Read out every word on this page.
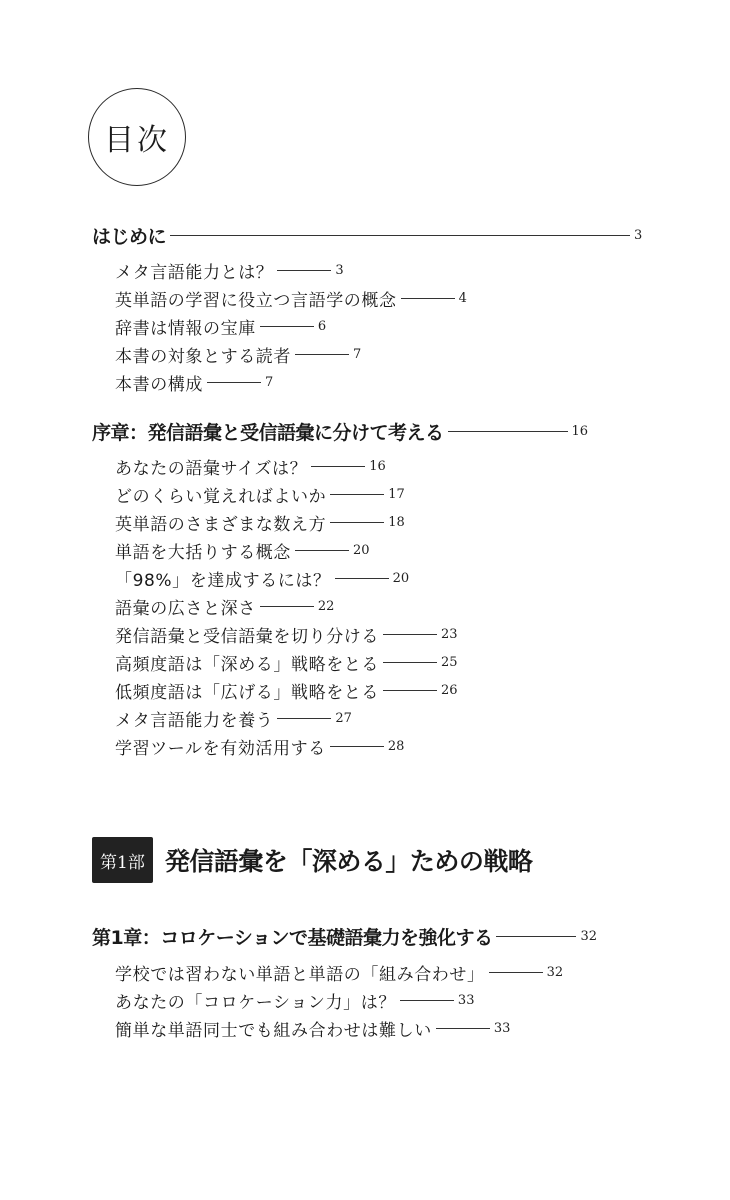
目次
はじめに	3
メタ言語能力とは？	3
英単語の学習に役立つ言語学の概念	4
辞書は情報の宝庫	6
本書の対象とする読者	7
本書の構成	7
序章：発信語彙と受信語彙に分けて考える	16
あなたの語彙サイズは？	16
どのくらい覚えればよいか	17
英単語のさまざまな数え方	18
単語を大括りする概念	20
「98%」を達成するには？	20
語彙の広さと深さ	22
発信語彙と受信語彙を切り分ける	23
高頻度語は「深める」戦略をとる	25
低頻度語は「広げる」戦略をとる	26
メタ言語能力を養う	27
学習ツールを有効活用する	28
第1部 発信語彙を「深める」ための戦略
第1章：コロケーションで基礎語彙力を強化する	32
学校では習わない単語と単語の「組み合わせ」	32
あなたの「コロケーション力」は？	33
簡単な単語同士でも組み合わせは難しい	33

++++

=== Brief ===
Locate all lines in the listing above with the word "戦略をとる". Copy them.

=== Task result ===
高頻度語は「深める」戦略をとる	25
低頻度語は「広げる」戦略をとる	26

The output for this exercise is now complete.